## Records supplied:
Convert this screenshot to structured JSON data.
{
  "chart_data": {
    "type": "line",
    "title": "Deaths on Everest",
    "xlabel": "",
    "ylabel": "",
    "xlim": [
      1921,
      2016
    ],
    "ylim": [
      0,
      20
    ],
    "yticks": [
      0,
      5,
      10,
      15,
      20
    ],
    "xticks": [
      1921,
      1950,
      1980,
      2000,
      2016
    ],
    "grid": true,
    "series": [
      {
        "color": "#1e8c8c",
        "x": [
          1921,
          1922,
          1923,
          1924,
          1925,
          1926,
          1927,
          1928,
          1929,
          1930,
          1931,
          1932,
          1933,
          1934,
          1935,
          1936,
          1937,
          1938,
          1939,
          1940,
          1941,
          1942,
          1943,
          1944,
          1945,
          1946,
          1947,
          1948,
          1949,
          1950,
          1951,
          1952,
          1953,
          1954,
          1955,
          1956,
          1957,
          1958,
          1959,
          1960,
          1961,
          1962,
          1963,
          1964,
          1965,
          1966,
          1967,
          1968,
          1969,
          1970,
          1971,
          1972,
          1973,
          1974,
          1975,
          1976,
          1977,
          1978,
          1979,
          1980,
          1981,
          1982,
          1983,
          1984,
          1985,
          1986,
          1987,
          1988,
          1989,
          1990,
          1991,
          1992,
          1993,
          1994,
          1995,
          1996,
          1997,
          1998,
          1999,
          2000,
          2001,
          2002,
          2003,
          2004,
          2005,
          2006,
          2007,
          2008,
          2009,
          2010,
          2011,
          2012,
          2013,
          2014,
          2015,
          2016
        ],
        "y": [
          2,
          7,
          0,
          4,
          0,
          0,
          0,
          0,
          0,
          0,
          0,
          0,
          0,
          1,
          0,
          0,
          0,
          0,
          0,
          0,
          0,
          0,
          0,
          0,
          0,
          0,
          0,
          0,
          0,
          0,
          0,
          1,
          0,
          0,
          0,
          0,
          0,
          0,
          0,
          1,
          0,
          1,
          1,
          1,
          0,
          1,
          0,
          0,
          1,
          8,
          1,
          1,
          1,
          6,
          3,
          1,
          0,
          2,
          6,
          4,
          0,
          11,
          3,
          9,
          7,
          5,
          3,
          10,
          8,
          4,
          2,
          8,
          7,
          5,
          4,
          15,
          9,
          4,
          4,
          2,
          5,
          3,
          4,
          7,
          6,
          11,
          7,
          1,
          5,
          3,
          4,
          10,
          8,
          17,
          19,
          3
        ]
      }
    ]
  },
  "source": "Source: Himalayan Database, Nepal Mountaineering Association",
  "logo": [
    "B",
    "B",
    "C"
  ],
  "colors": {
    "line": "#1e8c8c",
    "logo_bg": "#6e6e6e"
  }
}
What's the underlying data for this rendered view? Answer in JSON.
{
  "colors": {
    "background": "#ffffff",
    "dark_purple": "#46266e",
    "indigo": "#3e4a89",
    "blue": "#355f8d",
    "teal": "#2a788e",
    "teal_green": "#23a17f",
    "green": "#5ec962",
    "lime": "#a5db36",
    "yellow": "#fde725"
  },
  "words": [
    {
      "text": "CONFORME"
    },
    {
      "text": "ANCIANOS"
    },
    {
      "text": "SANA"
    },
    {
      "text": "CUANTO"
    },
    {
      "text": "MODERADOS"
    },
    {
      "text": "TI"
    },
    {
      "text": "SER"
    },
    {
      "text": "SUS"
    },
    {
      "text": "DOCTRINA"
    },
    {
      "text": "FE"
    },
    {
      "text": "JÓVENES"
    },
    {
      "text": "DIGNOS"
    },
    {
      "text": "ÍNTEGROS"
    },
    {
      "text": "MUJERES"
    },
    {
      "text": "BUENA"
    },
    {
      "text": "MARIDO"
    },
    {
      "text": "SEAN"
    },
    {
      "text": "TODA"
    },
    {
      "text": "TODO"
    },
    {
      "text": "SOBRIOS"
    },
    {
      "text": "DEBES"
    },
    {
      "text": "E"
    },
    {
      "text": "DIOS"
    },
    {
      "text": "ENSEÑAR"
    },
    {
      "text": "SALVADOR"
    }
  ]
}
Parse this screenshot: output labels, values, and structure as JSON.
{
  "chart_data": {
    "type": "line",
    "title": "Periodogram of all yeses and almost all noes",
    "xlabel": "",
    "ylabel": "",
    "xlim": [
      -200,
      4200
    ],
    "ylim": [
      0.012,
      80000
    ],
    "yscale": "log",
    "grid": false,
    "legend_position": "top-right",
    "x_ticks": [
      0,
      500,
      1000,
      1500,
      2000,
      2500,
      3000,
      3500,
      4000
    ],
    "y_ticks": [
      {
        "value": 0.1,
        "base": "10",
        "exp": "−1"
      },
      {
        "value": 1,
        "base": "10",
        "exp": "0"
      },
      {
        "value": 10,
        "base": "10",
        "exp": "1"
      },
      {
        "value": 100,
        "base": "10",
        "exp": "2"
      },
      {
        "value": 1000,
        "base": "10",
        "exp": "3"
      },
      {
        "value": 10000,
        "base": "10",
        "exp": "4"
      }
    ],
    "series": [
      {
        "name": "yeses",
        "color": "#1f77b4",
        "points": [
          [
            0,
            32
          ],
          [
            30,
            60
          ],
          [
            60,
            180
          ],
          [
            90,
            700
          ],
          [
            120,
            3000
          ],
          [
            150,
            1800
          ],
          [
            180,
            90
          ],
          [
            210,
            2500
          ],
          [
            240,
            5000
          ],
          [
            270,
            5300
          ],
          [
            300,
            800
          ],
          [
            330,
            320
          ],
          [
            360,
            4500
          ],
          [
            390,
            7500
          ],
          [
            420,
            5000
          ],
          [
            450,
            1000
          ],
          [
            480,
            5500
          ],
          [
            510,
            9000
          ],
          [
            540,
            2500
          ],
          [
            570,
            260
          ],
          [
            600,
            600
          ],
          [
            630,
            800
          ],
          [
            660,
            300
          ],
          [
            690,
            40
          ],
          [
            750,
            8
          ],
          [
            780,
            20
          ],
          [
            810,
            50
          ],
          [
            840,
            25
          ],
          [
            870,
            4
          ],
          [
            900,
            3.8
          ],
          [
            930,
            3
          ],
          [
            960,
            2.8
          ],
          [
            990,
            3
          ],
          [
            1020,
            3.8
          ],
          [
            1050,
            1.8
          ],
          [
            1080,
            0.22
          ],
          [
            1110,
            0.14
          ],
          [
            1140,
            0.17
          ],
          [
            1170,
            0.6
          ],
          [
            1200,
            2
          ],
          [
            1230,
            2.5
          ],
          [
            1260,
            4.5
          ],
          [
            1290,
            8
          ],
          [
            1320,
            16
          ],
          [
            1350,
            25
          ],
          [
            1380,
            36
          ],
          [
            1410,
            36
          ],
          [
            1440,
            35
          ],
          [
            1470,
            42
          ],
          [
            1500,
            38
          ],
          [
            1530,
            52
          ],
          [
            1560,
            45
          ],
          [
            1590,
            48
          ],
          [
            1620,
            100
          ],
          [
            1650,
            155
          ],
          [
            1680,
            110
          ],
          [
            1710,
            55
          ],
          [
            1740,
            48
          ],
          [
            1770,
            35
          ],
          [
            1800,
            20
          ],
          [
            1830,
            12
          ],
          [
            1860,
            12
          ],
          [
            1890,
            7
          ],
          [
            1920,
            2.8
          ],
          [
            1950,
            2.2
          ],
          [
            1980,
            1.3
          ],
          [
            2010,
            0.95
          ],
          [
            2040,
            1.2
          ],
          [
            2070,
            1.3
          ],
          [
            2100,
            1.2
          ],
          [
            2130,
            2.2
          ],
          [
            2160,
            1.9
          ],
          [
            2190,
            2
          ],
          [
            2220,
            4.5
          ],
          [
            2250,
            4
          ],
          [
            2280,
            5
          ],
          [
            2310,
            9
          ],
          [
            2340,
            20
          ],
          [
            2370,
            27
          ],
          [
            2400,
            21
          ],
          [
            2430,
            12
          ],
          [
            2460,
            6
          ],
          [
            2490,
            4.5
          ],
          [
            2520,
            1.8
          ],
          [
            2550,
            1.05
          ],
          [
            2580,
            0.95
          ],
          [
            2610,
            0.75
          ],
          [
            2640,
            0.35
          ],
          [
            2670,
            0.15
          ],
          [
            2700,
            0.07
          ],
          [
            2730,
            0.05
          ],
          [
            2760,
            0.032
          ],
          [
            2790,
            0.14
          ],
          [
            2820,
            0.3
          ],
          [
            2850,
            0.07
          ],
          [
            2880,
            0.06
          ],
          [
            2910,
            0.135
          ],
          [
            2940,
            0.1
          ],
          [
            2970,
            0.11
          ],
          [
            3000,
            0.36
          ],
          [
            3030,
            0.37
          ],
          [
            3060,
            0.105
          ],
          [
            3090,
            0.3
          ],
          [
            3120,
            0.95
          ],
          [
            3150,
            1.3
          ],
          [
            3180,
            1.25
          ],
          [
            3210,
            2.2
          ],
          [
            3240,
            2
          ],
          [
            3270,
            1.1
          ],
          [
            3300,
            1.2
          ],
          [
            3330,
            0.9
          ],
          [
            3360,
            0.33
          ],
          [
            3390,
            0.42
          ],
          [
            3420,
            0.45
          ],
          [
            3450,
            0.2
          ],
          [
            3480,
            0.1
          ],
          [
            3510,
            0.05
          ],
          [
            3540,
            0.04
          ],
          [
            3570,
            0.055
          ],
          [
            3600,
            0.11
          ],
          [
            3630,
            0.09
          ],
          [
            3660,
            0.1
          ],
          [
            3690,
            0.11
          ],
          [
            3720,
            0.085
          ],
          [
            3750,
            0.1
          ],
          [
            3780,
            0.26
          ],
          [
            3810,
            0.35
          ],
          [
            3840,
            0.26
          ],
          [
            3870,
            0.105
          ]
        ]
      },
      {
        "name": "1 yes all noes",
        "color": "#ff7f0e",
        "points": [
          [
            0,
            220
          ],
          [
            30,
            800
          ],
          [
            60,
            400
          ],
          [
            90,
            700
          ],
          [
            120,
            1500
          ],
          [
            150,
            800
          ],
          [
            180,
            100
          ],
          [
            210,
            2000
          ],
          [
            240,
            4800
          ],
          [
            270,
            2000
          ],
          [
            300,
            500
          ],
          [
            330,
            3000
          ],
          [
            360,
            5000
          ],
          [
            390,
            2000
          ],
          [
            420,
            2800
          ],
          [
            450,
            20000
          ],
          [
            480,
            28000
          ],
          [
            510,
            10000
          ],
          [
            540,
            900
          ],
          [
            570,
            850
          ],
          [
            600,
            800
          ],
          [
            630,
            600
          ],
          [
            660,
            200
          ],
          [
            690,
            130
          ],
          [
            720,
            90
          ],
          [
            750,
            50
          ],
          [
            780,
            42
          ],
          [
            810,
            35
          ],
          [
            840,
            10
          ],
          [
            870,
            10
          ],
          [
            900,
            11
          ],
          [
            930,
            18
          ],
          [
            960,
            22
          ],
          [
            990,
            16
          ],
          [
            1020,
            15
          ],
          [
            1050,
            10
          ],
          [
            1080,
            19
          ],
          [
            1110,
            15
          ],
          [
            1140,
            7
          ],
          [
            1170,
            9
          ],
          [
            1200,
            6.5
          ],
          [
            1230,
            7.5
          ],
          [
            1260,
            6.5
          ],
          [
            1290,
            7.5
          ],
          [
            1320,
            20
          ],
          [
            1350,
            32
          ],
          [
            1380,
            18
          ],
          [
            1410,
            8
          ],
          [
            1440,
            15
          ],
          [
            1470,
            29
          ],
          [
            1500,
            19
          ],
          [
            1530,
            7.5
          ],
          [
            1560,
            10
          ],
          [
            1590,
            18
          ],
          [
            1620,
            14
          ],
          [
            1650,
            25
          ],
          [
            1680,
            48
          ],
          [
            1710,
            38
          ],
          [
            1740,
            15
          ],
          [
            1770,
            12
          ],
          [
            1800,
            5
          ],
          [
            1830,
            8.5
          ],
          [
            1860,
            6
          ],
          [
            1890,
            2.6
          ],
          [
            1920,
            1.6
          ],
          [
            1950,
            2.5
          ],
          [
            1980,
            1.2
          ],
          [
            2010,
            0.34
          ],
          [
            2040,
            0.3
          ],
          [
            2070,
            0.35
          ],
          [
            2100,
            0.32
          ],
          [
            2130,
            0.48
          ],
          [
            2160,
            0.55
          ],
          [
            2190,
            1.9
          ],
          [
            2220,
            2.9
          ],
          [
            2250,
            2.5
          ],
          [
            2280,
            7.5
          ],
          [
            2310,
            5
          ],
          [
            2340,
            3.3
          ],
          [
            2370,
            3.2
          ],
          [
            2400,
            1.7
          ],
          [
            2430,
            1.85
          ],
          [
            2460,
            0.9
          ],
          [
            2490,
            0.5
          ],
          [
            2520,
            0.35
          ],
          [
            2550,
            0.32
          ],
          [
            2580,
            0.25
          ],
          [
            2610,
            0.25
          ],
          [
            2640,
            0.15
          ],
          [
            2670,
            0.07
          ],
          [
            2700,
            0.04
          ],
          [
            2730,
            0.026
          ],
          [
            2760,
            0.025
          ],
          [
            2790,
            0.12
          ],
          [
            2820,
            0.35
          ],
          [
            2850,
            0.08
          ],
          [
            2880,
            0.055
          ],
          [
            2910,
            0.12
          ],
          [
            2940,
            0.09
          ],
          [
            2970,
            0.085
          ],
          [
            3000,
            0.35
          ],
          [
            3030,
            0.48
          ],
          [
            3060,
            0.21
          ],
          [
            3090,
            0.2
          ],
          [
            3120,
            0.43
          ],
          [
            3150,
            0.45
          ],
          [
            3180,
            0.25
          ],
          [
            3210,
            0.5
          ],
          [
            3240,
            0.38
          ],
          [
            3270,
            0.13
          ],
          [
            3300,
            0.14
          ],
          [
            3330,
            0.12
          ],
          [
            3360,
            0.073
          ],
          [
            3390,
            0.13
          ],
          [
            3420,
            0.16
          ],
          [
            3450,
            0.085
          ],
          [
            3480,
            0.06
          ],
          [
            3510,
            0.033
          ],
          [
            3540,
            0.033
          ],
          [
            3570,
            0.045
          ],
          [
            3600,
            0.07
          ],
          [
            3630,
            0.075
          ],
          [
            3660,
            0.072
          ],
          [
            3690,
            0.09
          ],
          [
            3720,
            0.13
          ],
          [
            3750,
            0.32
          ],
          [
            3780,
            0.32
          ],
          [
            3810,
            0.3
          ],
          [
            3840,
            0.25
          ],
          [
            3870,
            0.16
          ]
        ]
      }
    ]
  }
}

## What to work on:
Among the entries above, identify all lines with "screenshot" and copy them.

## Task solution:
Convert this screenshot to structured JSON data.
Parse this screenshot: output labels, values, and structure as JSON.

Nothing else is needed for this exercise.